(GIVEN REQUEST): Restate the records below word for word, and omit the images they hold.

++++++++++

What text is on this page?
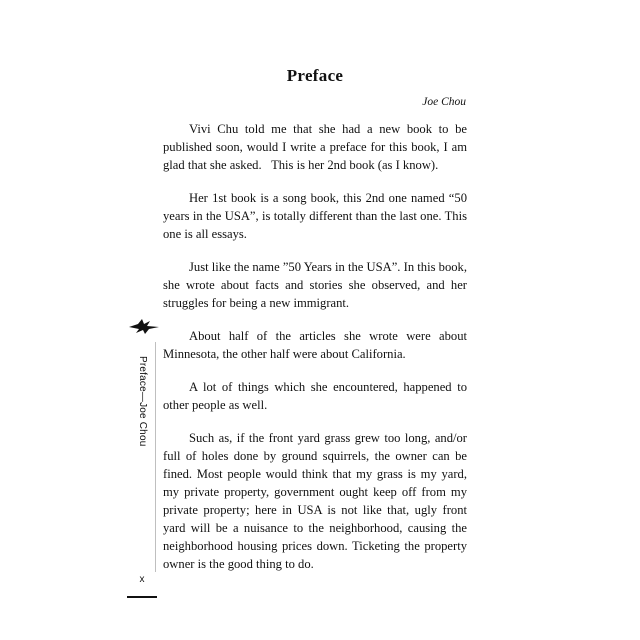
Preface
Joe Chou

Vivi Chu told me that she had a new book to be published soon, would I write a preface for this book, I am glad that she asked.   This is her 2nd book (as I know).

Her 1st book is a song book, this 2nd one named “50 years in the USA”, is totally different than the last one. This one is all essays.

Just like the name ”50 Years in the USA”. In this book, she wrote about facts and stories she observed, and her struggles for being a new immigrant.

About half of the articles she wrote were about Minnesota, the other half were about California.

A lot of things which she encountered, happened to other people as well.

Such as, if the front yard grass grew too long, and/or full of holes done by ground squirrels, the owner can be fined. Most people would think that my grass is my yard, my private property, government ought keep off from my private property; here in USA is not like that, ugly front yard will be a nuisance to the neighborhood, causing the neighborhood housing prices down. Ticketing the property owner is the good thing to do.

Preface—Joe Chou
x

++++++++++

(SOLUTION FOR THIS EXERCISE):
What text is on this page?
Preface
Joe Chou

Vivi Chu told me that she had a new book to be published soon, would I write a preface for this book, I am glad that she asked.   This is her 2nd book (as I know).

Her 1st book is a song book, this 2nd one named “50 years in the USA”, is totally different than the last one. This one is all essays.

Just like the name ”50 Years in the USA”. In this book, she wrote about facts and stories she observed, and her struggles for being a new immigrant.

About half of the articles she wrote were about Minnesota, the other half were about California.

A lot of things which she encountered, happened to other people as well.

Such as, if the front yard grass grew too long, and/or full of holes done by ground squirrels, the owner can be fined. Most people would think that my grass is my yard, my private property, government ought keep off from my private property; here in USA is not like that, ugly front yard will be a nuisance to the neighborhood, causing the neighborhood housing prices down. Ticketing the property owner is the good thing to do.

Preface—Joe Chou
x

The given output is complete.